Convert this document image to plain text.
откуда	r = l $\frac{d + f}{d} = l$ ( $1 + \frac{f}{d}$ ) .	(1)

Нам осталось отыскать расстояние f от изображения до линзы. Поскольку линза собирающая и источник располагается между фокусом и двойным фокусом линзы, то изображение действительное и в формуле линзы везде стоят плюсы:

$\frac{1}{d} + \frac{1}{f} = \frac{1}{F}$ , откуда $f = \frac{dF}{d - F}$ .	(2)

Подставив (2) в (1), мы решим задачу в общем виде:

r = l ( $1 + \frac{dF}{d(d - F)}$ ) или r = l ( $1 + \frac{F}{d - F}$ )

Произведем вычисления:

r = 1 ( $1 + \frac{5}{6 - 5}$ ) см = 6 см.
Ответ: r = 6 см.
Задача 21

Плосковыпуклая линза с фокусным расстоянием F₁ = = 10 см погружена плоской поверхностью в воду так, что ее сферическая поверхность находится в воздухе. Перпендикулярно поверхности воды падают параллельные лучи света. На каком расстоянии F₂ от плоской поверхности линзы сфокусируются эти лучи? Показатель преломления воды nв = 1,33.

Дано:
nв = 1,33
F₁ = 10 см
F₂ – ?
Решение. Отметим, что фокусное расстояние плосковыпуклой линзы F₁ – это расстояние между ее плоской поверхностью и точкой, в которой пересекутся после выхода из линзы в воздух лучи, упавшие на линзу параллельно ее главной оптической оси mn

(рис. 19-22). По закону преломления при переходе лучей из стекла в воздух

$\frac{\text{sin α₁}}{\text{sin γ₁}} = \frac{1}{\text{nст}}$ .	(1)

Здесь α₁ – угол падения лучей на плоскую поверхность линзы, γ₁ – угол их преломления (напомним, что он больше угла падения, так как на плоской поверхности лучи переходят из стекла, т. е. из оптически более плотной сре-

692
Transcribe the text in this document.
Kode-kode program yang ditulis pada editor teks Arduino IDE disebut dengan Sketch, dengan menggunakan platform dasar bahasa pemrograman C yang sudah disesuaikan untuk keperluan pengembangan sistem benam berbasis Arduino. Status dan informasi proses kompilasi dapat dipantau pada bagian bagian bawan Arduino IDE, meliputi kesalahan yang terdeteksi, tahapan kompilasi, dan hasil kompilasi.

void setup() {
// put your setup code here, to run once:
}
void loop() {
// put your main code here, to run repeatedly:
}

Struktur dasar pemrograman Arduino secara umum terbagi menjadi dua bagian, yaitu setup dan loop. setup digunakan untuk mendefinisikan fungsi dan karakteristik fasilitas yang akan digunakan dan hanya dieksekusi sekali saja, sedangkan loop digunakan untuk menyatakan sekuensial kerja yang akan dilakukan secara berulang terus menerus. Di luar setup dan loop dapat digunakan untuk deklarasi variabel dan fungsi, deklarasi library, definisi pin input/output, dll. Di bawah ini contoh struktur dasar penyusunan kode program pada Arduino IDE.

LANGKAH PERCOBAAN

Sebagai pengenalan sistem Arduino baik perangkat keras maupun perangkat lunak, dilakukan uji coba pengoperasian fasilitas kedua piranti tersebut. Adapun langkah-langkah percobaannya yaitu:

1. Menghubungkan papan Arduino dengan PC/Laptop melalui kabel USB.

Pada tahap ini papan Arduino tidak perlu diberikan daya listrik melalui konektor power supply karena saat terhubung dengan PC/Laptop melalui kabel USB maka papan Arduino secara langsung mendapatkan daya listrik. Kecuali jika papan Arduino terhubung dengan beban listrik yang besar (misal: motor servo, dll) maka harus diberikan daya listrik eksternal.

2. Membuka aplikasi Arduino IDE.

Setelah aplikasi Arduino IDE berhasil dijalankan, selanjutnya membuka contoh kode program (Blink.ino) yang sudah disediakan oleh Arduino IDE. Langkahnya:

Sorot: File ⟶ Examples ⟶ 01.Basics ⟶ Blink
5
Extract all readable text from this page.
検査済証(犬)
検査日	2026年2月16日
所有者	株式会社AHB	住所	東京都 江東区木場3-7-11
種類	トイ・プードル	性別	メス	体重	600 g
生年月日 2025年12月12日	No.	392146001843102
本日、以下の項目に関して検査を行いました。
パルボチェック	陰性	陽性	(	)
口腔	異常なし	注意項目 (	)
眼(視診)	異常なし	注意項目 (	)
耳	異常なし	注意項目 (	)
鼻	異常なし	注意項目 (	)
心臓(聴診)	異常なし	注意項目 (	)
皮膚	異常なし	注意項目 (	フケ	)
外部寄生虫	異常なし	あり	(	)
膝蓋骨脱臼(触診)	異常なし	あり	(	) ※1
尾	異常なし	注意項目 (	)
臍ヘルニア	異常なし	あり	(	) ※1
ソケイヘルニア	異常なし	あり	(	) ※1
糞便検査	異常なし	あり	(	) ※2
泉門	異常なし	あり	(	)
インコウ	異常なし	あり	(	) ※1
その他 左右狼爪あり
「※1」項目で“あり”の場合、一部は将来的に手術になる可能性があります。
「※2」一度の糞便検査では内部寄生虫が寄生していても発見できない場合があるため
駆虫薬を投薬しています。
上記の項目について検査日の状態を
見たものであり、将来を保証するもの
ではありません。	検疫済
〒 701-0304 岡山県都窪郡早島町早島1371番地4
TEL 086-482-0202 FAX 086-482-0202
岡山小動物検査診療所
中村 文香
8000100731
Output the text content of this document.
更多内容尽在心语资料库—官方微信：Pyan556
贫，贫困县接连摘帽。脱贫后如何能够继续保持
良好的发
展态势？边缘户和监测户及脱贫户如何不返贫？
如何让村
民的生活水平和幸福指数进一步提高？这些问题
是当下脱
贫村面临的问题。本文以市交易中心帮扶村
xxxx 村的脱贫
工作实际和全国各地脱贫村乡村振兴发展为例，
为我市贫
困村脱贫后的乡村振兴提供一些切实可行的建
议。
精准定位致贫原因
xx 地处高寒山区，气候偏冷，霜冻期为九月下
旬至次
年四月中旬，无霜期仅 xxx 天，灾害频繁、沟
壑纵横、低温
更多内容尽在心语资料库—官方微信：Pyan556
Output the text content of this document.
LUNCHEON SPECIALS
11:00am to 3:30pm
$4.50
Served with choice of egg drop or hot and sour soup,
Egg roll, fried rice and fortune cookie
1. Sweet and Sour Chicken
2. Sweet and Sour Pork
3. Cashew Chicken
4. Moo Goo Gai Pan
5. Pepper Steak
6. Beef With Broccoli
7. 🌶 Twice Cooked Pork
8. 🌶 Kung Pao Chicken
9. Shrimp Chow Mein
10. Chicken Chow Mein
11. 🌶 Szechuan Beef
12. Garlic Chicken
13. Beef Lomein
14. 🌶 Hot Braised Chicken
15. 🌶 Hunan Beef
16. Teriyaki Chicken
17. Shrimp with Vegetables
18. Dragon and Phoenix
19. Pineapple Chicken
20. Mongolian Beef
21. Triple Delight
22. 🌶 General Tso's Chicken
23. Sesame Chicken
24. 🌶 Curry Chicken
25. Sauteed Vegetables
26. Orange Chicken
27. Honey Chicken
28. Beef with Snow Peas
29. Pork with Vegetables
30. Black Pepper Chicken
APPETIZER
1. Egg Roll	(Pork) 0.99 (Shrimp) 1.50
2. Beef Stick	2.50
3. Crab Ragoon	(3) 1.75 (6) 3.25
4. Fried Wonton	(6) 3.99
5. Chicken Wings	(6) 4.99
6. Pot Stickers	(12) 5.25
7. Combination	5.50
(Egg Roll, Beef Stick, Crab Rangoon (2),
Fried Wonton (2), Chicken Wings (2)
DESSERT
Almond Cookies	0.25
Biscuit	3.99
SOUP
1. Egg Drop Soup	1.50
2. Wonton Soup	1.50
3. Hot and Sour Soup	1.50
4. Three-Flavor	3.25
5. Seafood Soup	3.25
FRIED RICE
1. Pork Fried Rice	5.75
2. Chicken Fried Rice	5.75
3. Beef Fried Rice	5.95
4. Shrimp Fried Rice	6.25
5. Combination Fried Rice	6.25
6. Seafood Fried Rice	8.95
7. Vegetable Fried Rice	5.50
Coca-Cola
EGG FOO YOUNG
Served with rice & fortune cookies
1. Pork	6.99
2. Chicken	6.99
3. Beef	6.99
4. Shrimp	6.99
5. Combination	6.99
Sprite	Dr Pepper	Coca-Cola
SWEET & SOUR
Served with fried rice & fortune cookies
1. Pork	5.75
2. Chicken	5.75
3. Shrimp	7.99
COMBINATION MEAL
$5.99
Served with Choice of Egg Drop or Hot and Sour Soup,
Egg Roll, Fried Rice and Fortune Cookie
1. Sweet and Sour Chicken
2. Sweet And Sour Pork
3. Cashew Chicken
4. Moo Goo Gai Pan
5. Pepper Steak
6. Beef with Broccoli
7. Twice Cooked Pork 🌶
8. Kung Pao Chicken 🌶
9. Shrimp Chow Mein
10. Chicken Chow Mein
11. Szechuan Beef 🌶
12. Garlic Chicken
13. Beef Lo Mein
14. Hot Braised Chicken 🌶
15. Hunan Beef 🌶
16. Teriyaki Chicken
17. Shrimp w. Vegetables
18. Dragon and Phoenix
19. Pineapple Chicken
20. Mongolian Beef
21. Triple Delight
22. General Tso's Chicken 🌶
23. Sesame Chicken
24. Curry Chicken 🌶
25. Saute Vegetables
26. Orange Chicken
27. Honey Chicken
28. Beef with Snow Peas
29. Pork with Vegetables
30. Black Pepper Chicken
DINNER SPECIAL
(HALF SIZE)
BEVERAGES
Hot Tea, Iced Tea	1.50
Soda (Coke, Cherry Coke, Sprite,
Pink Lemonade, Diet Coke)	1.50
---------------
◆ **OBJECTIVE**
Filter the entries down to the lines containing "your". Copy each of those lines.

◆ **SOLUTION FOR THIS TASK**
// put your setup code here, to run once:
// put your main code here, to run repeatedly:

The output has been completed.